■ **Exercise instructions**
Check each line of the data below for the word "chaude", then extract the ones that have it.

■ **Input data**
#####

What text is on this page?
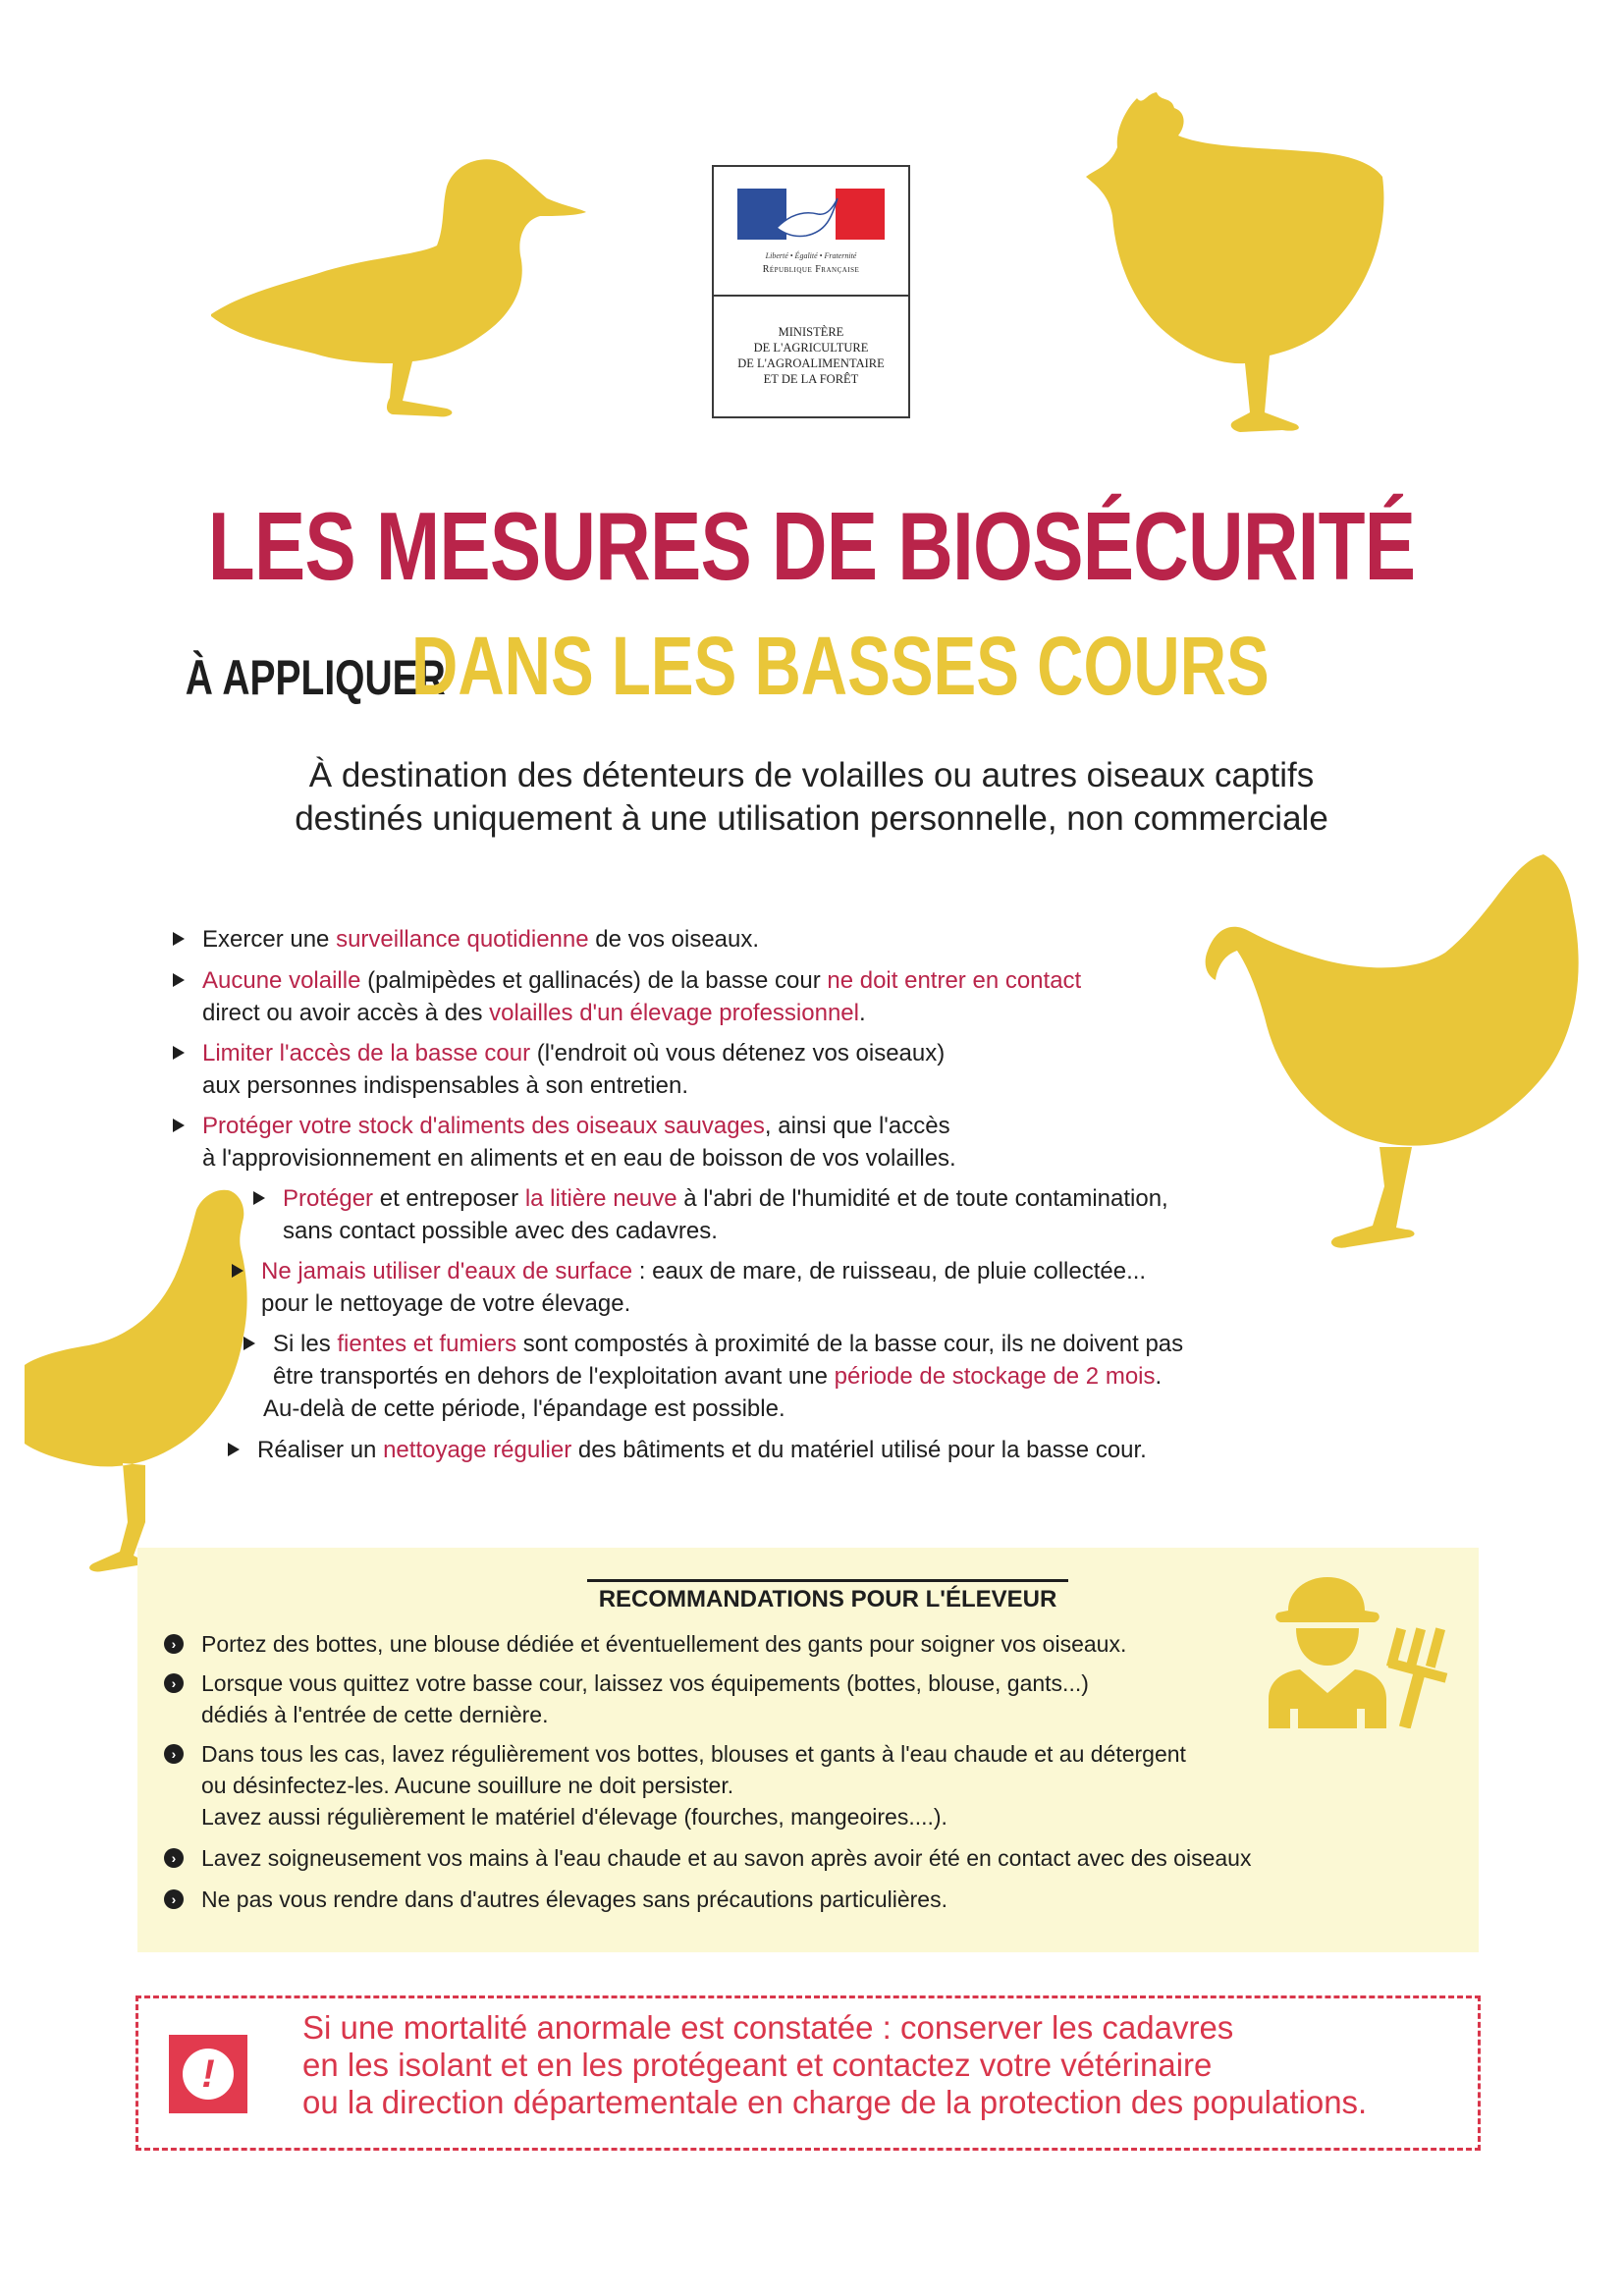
Liberté • Égalité • Fraternité
République Française
MINISTÈRE
DE L'AGRICULTURE
DE L'AGROALIMENTAIRE
ET DE LA FORÊT
LES MESURES DE BIOSÉCURITÉ
À APPLIQUER DANS LES BASSES COURS
À destination des détenteurs de volailles ou autres oiseaux captifs
destinés uniquement à une utilisation personnelle, non commerciale
Exercer une surveillance quotidienne de vos oiseaux.
Aucune volaille (palmipèdes et gallinacés) de la basse cour ne doit entrer en contact
direct ou avoir accès à des volailles d'un élevage professionnel.
Limiter l'accès de la basse cour (l'endroit où vous détenez vos oiseaux)
aux personnes indispensables à son entretien.
Protéger votre stock d'aliments des oiseaux sauvages, ainsi que l'accès
à l'approvisionnement en aliments et en eau de boisson de vos volailles.
Protéger et entreposer la litière neuve à l'abri de l'humidité et de toute contamination,
sans contact possible avec des cadavres.
Ne jamais utiliser d'eaux de surface : eaux de mare, de ruisseau, de pluie collectée...
pour le nettoyage de votre élevage.
Si les fientes et fumiers sont compostés à proximité de la basse cour, ils ne doivent pas
être transportés en dehors de l'exploitation avant une période de stockage de 2 mois.
Au-delà de cette période, l'épandage est possible.
Réaliser un nettoyage régulier des bâtiments et du matériel utilisé pour la basse cour.
RECOMMANDATIONS POUR L'ÉLEVEUR
›	Portez des bottes, une blouse dédiée et éventuellement des gants pour soigner vos oiseaux.
›	Lorsque vous quittez votre basse cour, laissez vos équipements (bottes, blouse, gants...)
dédiés à l'entrée de cette dernière.
›	Dans tous les cas, lavez régulièrement vos bottes, blouses et gants à l'eau chaude et au détergent
ou désinfectez-les. Aucune souillure ne doit persister.
Lavez aussi régulièrement le matériel d'élevage (fourches, mangeoires....).
›	Lavez soigneusement vos mains à l'eau chaude et au savon après avoir été en contact avec des oiseaux
›	Ne pas vous rendre dans d'autres élevages sans précautions particulières.
!
Si une mortalité anormale est constatée : conserver les cadavres
en les isolant et en les protégeant et contactez votre vétérinaire
ou la direction départementale en charge de la protection des populations.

#####

■ **Problem solution**
›	Dans tous les cas, lavez régulièrement vos bottes, blouses et gants à l'eau chaude et au détergent
›	Lavez soigneusement vos mains à l'eau chaude et au savon après avoir été en contact avec des oiseaux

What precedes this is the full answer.